WHAT YOU ARE ASKED TO DO — Only the number is wanted: how many lines hold the word "средства"?

[START OF RECORDS SHOWN]

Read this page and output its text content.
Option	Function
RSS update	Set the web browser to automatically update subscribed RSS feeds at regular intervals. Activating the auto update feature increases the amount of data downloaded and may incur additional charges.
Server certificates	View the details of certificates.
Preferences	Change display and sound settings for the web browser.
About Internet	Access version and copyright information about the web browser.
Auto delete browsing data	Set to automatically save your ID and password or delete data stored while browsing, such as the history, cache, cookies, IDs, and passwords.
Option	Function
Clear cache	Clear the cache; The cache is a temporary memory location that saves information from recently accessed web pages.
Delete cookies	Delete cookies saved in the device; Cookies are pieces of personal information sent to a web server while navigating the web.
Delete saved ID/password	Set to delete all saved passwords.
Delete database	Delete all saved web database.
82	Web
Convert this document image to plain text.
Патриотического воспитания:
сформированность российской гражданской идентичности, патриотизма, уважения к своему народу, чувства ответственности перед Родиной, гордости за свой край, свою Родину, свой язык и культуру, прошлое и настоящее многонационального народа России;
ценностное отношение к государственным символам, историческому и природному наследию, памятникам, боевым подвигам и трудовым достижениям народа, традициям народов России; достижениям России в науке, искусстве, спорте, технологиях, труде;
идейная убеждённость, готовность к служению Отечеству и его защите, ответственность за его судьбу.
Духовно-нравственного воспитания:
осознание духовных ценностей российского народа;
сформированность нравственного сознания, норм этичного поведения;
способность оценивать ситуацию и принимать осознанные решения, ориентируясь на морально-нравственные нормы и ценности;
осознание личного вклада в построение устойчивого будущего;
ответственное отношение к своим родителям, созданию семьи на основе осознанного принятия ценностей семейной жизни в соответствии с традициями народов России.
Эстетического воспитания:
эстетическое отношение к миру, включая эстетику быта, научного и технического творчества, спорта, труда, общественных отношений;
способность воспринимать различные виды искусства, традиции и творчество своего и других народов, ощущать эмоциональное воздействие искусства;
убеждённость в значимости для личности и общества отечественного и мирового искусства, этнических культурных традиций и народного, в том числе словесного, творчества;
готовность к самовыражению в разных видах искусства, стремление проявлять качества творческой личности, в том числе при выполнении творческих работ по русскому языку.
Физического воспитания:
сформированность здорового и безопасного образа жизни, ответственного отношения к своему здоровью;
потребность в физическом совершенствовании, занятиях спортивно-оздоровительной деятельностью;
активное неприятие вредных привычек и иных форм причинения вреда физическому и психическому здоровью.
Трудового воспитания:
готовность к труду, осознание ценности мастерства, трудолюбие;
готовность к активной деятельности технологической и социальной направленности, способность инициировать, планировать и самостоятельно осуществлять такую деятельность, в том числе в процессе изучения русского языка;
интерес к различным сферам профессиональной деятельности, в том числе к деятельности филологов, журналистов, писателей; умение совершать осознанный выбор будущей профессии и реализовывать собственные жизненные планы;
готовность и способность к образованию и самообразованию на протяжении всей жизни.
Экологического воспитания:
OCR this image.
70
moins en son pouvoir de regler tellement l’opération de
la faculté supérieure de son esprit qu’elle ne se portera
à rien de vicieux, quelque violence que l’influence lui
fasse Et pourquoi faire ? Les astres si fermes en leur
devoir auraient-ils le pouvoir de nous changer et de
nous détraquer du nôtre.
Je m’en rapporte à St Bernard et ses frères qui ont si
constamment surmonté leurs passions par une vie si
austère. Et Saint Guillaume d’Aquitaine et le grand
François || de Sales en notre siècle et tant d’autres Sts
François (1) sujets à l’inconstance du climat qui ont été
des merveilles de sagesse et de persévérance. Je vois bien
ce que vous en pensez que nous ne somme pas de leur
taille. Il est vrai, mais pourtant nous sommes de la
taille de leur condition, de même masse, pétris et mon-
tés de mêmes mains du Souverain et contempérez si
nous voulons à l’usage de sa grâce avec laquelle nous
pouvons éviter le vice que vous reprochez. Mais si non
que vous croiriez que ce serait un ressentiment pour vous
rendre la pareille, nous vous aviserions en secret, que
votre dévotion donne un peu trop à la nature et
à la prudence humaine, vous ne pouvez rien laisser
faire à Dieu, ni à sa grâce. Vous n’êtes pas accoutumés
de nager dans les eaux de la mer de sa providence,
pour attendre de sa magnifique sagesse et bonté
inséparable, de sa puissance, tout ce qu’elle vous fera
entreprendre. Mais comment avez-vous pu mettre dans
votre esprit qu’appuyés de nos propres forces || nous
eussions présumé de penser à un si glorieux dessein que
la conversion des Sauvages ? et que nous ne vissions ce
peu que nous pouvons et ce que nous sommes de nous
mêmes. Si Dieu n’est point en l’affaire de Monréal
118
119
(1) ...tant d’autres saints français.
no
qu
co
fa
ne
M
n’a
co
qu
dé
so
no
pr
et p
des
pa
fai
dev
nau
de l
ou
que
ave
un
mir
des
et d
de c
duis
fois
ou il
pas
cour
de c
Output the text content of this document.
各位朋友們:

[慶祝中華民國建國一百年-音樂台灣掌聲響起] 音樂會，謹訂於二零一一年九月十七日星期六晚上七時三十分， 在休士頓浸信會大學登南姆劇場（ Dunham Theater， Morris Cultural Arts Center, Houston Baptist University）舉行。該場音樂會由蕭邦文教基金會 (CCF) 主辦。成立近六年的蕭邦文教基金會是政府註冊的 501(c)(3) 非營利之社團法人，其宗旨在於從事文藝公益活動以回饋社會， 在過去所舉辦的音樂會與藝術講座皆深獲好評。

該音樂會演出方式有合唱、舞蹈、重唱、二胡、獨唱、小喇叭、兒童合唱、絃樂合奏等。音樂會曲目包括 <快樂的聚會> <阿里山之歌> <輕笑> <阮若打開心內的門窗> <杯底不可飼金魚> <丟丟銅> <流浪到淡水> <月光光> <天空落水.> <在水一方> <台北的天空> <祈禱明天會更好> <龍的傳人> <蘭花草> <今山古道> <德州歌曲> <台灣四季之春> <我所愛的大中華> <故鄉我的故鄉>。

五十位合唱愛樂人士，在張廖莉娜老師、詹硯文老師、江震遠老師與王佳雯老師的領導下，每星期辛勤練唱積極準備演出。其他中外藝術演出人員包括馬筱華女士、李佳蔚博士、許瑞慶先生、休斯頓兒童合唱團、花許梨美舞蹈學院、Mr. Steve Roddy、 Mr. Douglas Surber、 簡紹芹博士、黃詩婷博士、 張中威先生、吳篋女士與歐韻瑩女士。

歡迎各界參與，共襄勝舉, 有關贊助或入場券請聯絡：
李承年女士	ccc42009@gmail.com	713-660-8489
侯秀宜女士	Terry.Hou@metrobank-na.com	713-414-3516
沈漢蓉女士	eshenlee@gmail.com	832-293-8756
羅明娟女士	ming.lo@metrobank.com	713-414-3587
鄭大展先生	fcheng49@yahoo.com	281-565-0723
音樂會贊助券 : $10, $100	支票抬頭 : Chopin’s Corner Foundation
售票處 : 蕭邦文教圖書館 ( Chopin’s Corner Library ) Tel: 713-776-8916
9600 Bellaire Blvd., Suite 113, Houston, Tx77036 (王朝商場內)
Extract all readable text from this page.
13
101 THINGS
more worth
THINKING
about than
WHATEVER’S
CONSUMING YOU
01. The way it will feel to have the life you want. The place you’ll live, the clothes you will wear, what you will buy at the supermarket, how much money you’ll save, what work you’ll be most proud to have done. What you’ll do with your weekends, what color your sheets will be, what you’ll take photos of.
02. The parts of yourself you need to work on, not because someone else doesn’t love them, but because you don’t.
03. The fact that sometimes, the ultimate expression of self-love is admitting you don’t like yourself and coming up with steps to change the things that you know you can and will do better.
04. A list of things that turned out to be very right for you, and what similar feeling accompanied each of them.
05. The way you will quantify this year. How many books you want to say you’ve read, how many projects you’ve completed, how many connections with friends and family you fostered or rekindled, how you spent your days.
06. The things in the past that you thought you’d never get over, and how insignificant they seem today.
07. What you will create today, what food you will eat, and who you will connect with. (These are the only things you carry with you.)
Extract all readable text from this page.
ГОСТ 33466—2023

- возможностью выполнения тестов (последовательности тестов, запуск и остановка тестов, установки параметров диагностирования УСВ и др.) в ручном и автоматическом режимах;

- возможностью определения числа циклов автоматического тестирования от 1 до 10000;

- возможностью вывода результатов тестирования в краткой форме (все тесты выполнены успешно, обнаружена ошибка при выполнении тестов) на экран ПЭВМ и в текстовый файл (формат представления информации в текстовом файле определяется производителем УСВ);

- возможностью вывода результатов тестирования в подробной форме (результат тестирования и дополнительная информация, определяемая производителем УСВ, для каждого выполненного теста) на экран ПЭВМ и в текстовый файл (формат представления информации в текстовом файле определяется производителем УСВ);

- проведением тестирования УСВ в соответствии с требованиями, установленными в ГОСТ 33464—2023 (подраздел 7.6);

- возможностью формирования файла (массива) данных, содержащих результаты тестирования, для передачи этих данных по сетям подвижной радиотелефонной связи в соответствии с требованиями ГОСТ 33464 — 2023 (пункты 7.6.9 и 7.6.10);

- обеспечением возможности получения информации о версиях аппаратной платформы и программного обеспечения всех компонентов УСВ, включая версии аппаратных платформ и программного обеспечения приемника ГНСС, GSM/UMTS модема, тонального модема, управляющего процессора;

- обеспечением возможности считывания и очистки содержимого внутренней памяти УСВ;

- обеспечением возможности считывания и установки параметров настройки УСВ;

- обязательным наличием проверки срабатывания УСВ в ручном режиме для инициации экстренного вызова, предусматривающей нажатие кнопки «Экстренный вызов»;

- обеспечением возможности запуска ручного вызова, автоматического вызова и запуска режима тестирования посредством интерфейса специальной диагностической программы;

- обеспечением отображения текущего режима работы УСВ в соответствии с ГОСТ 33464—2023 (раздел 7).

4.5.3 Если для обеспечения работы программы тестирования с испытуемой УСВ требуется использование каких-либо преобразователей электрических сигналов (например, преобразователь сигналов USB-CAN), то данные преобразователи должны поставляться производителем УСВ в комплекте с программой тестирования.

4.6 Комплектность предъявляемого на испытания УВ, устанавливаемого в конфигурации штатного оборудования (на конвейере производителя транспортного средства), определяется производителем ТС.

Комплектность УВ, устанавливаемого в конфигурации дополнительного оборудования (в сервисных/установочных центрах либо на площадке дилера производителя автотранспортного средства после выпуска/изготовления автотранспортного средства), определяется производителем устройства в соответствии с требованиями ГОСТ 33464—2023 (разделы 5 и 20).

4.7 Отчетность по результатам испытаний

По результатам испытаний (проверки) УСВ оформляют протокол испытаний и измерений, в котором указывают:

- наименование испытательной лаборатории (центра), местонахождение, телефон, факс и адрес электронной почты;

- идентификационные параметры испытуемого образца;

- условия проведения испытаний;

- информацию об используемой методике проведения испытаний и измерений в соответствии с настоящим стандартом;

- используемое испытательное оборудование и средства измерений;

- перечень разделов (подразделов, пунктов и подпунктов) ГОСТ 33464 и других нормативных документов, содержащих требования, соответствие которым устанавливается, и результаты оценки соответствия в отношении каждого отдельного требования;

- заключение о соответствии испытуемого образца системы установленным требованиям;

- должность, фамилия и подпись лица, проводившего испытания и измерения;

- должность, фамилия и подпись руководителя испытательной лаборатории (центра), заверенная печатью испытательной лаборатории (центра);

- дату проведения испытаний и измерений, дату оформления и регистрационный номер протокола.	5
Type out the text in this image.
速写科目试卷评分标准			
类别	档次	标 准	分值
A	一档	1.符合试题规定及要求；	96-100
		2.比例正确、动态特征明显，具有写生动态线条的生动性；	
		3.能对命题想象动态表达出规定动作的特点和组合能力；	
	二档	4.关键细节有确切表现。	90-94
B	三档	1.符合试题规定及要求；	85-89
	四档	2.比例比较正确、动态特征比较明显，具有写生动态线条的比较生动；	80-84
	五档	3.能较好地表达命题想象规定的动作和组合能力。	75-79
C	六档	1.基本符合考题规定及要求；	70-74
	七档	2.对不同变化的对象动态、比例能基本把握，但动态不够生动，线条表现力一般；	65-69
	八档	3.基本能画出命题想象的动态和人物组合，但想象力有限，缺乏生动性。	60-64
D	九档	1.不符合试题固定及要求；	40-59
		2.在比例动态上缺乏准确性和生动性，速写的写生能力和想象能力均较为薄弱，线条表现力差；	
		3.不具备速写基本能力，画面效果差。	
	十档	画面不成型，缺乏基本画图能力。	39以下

[END OF RECORDS SHOWN]

CORRECT RESPONSE — 3